Return all the entries exactly, keeping pictures out.

--- Begin ---

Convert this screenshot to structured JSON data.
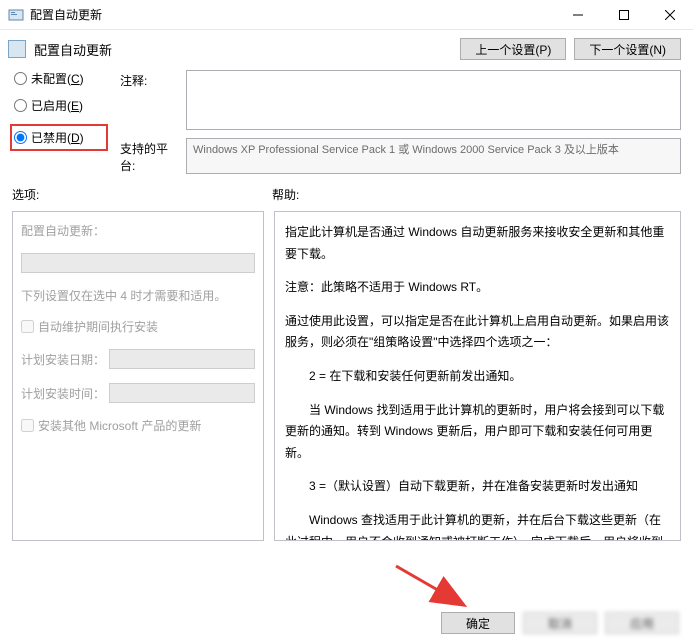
{
  "titlebar": {
    "title": "配置自动更新"
  },
  "header": {
    "title": "配置自动更新",
    "prev": "上一个设置(P)",
    "next": "下一个设置(N)"
  },
  "radios": {
    "not_configured": "未配置(",
    "not_configured_u": "C",
    "not_configured_end": ")",
    "enabled": "已启用(",
    "enabled_u": "E",
    "enabled_end": ")",
    "disabled": "已禁用(",
    "disabled_u": "D",
    "disabled_end": ")"
  },
  "fields": {
    "comment_label": "注释:",
    "platform_label": "支持的平台:",
    "platform_text": "Windows XP Professional Service Pack 1 或 Windows 2000 Service Pack 3 及以上版本"
  },
  "sections": {
    "options": "选项:",
    "help": "帮助:"
  },
  "options": {
    "heading": "配置自动更新：",
    "note": "下列设置仅在选中 4 时才需要和适用。",
    "auto_maint": "自动维护期间执行安装",
    "plan_date": "计划安装日期：",
    "plan_time": "计划安装时间：",
    "install_other": "安装其他 Microsoft 产品的更新"
  },
  "help": {
    "p1": "指定此计算机是否通过 Windows 自动更新服务来接收安全更新和其他重要下载。",
    "p2": "注意：此策略不适用于 Windows RT。",
    "p3": "通过使用此设置，可以指定是否在此计算机上启用自动更新。如果启用该服务，则必须在\"组策略设置\"中选择四个选项之一：",
    "p4": "2 = 在下载和安装任何更新前发出通知。",
    "p5": "当 Windows 找到适用于此计算机的更新时，用户将会接到可以下载更新的通知。转到 Windows 更新后，用户即可下载和安装任何可用更新。",
    "p6": "3 =（默认设置）自动下载更新，并在准备安装更新时发出通知",
    "p7": "Windows 查找适用于此计算机的更新，并在后台下载这些更新（在此过程中，用户不会收到通知或被打断工作）。完成下载后，用户将收到可以安装更新的通知。转到 Windows 更新后"
  },
  "footer": {
    "ok": "确定",
    "cancel": "取消",
    "apply": "应用"
  }
}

--- End ---

SOLUTION
Convert this screenshot to structured JSON data.
{
  "titlebar": {
    "title": "配置自动更新"
  },
  "header": {
    "title": "配置自动更新",
    "prev": "上一个设置(P)",
    "next": "下一个设置(N)"
  },
  "radios": {
    "not_configured": "未配置(",
    "not_configured_u": "C",
    "not_configured_end": ")",
    "enabled": "已启用(",
    "enabled_u": "E",
    "enabled_end": ")",
    "disabled": "已禁用(",
    "disabled_u": "D",
    "disabled_end": ")"
  },
  "fields": {
    "comment_label": "注释:",
    "platform_label": "支持的平台:",
    "platform_text": "Windows XP Professional Service Pack 1 或 Windows 2000 Service Pack 3 及以上版本"
  },
  "sections": {
    "options": "选项:",
    "help": "帮助:"
  },
  "options": {
    "heading": "配置自动更新：",
    "note": "下列设置仅在选中 4 时才需要和适用。",
    "auto_maint": "自动维护期间执行安装",
    "plan_date": "计划安装日期：",
    "plan_time": "计划安装时间：",
    "install_other": "安装其他 Microsoft 产品的更新"
  },
  "help": {
    "p1": "指定此计算机是否通过 Windows 自动更新服务来接收安全更新和其他重要下载。",
    "p2": "注意：此策略不适用于 Windows RT。",
    "p3": "通过使用此设置，可以指定是否在此计算机上启用自动更新。如果启用该服务，则必须在\"组策略设置\"中选择四个选项之一：",
    "p4": "2 = 在下载和安装任何更新前发出通知。",
    "p5": "当 Windows 找到适用于此计算机的更新时，用户将会接到可以下载更新的通知。转到 Windows 更新后，用户即可下载和安装任何可用更新。",
    "p6": "3 =（默认设置）自动下载更新，并在准备安装更新时发出通知",
    "p7": "Windows 查找适用于此计算机的更新，并在后台下载这些更新（在此过程中，用户不会收到通知或被打断工作）。完成下载后，用户将收到可以安装更新的通知。转到 Windows 更新后"
  },
  "footer": {
    "ok": "确定",
    "cancel": "取消",
    "apply": "应用"
  }
}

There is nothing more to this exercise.